> [EXERCISE DIRECTIONS]
Quote the records in full and leave their pictures out.

> [MATERIAL TO PROCESS]
====================
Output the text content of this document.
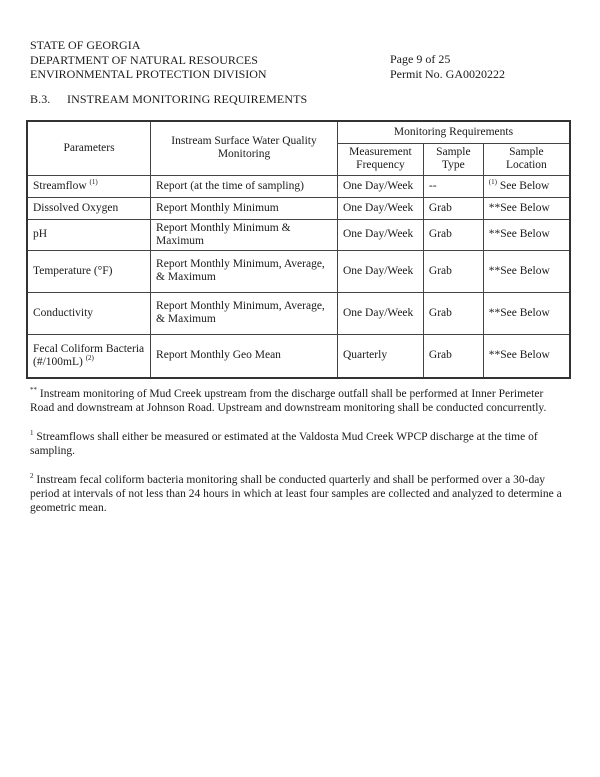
STATE OF GEORGIA
DEPARTMENT OF NATURAL RESOURCES
ENVIRONMENTAL PROTECTION DIVISION
Page 9 of 25
Permit No. GA0020222
B.3. INSTREAM MONITORING REQUIREMENTS
Parameters	Instream Surface Water Quality Monitoring	Monitoring Requirements		
		Measurement Frequency	Sample Type	Sample Location
Streamflow $^{(1)}$	Report (at the time of sampling)	One Day/Week	--	$^{(1)}$ See Below
Dissolved Oxygen	Report Monthly Minimum	One Day/Week	Grab	**See Below
pH	Report Monthly Minimum & Maximum	One Day/Week	Grab	**See Below
Temperature (°F)	Report Monthly Minimum, Average, & Maximum	One Day/Week	Grab	**See Below
Conductivity	Report Monthly Minimum, Average, & Maximum	One Day/Week	Grab	**See Below
Fecal Coliform Bacteria (#/100mL) $^{(2)}$	Report Monthly Geo Mean	Quarterly	Grab	**See Below
** Instream monitoring of Mud Creek upstream from the discharge outfall shall be performed at Inner Perimeter Road and downstream at Johnson Road. Upstream and downstream monitoring shall be conducted concurrently.
$^1$ Streamflows shall either be measured or estimated at the Valdosta Mud Creek WPCP discharge at the time of sampling.
$^2$ Instream fecal coliform bacteria monitoring shall be conducted quarterly and shall be performed over a 30-day period at intervals of not less than 24 hours in which at least four samples are collected and analyzed to determine a geometric mean.
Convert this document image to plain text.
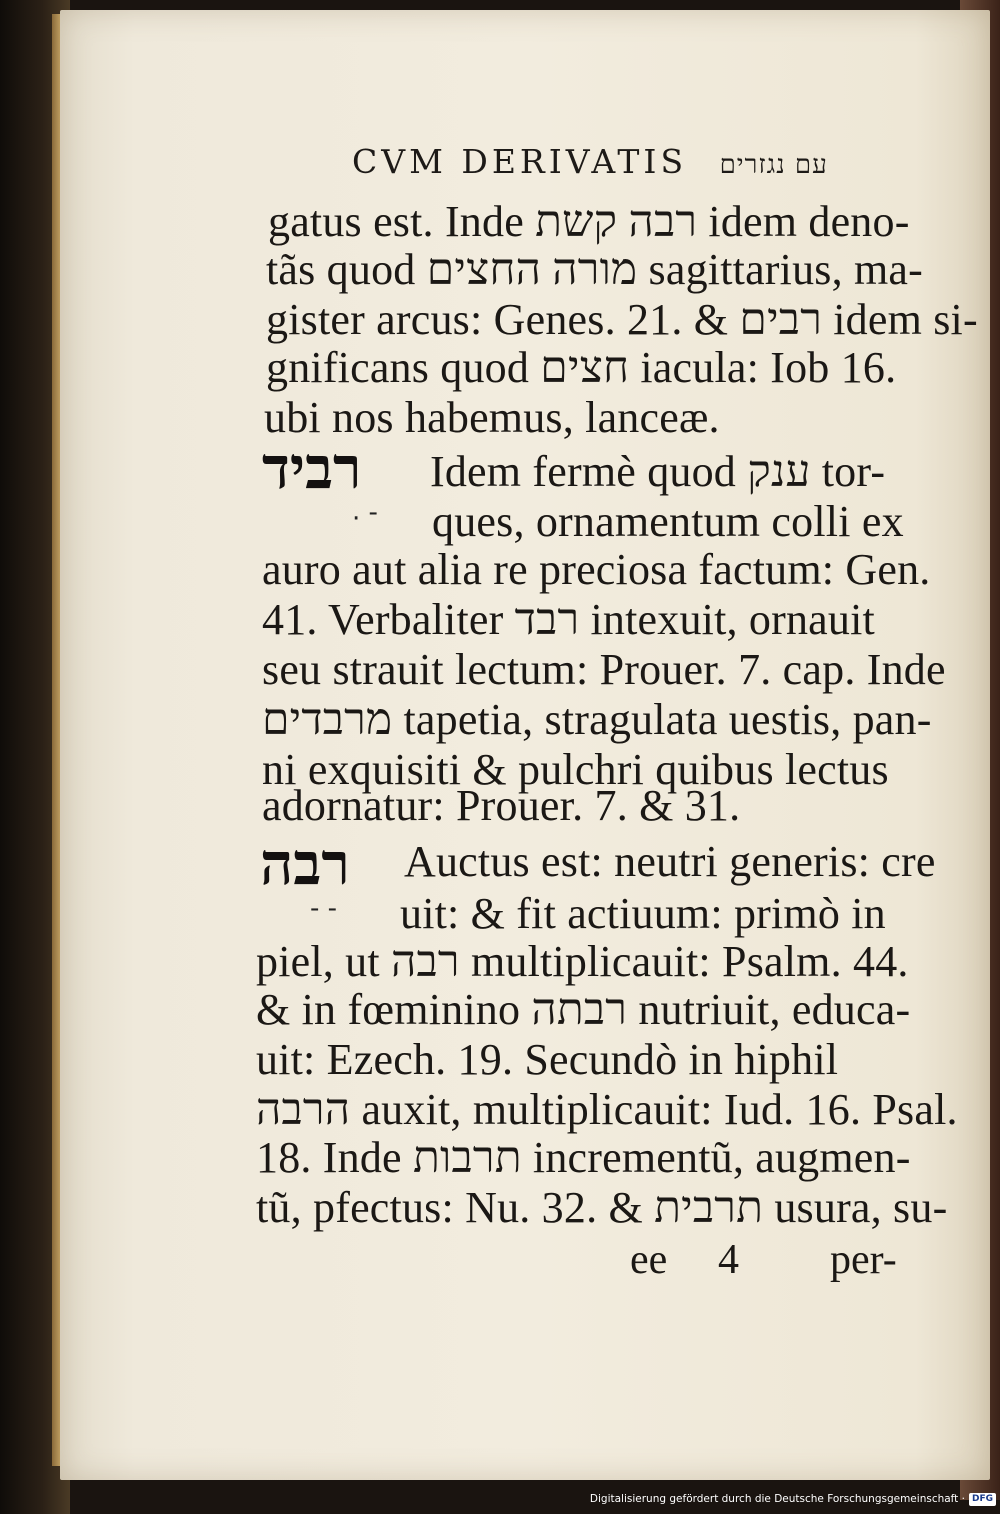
CVM DERIVATIS עם נגזרים
gatus est. Inde רבה קשת idem deno-
tãs quod מורה החצים sagittarius, ma-
gister arcus: Genes. 21. & רבים idem si-
gnificans quod חצים iacula: Iob 16.
ubi nos habemus, lanceæ.
רביד
· ־
Idem fermè quod ענק tor-
ques, ornamentum colli ex
auro aut alia re preciosa factum: Gen.
41. Verbaliter רבד intexuit, ornauit
seu strauit lectum: Prouer. 7. cap. Inde
מרבדים tapetia, stragulata uestis, pan-
ni exquisiti & pulchri quibus lectus
adornatur: Prouer. 7. & 31.
רבה
־ ־
Auctus est: neutri generis: cre
uit: & fit actiuum: primò in
piel, ut רבה multiplicauit: Psalm. 44.
& in fœminino רבתה nutriuit, educa-
uit: Ezech. 19. Secundò in hiphil
הרבה auxit, multiplicauit: Iud. 16. Psal.
18. Inde תרבות incrementũ, augmen-
tũ, pfectus: Nu. 32. & תרבית usura, su-
ee 4 per-
Digitalisierung gefördert durch die Deutsche Forschungsgemeinschaft · DFG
====================
> [OUTPUT FOR THIS EXERCISE]
Output the text content of this document.
STATE OF GEORGIA
DEPARTMENT OF NATURAL RESOURCES
ENVIRONMENTAL PROTECTION DIVISION
Page 9 of 25
Permit No. GA0020222
B.3. INSTREAM MONITORING REQUIREMENTS
Parameters	Instream Surface Water Quality Monitoring	Monitoring Requirements		
		Measurement Frequency	Sample Type	Sample Location
Streamflow $^{(1)}$	Report (at the time of sampling)	One Day/Week	--	$^{(1)}$ See Below
Dissolved Oxygen	Report Monthly Minimum	One Day/Week	Grab	**See Below
pH	Report Monthly Minimum & Maximum	One Day/Week	Grab	**See Below
Temperature (°F)	Report Monthly Minimum, Average, & Maximum	One Day/Week	Grab	**See Below
Conductivity	Report Monthly Minimum, Average, & Maximum	One Day/Week	Grab	**See Below
Fecal Coliform Bacteria (#/100mL) $^{(2)}$	Report Monthly Geo Mean	Quarterly	Grab	**See Below
** Instream monitoring of Mud Creek upstream from the discharge outfall shall be performed at Inner Perimeter Road and downstream at Johnson Road. Upstream and downstream monitoring shall be conducted concurrently.
$^1$ Streamflows shall either be measured or estimated at the Valdosta Mud Creek WPCP discharge at the time of sampling.
$^2$ Instream fecal coliform bacteria monitoring shall be conducted quarterly and shall be performed over a 30-day period at intervals of not less than 24 hours in which at least four samples are collected and analyzed to determine a geometric mean.
Convert this document image to plain text.
CVM DERIVATIS עם נגזרים
gatus est. Inde רבה קשת idem deno-
tãs quod מורה החצים sagittarius, ma-
gister arcus: Genes. 21. & רבים idem si-
gnificans quod חצים iacula: Iob 16.
ubi nos habemus, lanceæ.
רביד
· ־
Idem fermè quod ענק tor-
ques, ornamentum colli ex
auro aut alia re preciosa factum: Gen.
41. Verbaliter רבד intexuit, ornauit
seu strauit lectum: Prouer. 7. cap. Inde
מרבדים tapetia, stragulata uestis, pan-
ni exquisiti & pulchri quibus lectus
adornatur: Prouer. 7. & 31.
רבה
־ ־
Auctus est: neutri generis: cre
uit: & fit actiuum: primò in
piel, ut רבה multiplicauit: Psalm. 44.
& in fœminino רבתה nutriuit, educa-
uit: Ezech. 19. Secundò in hiphil
הרבה auxit, multiplicauit: Iud. 16. Psal.
18. Inde תרבות incrementũ, augmen-
tũ, pfectus: Nu. 32. & תרבית usura, su-
ee 4 per-
Digitalisierung gefördert durch die Deutsche Forschungsgemeinschaft · DFG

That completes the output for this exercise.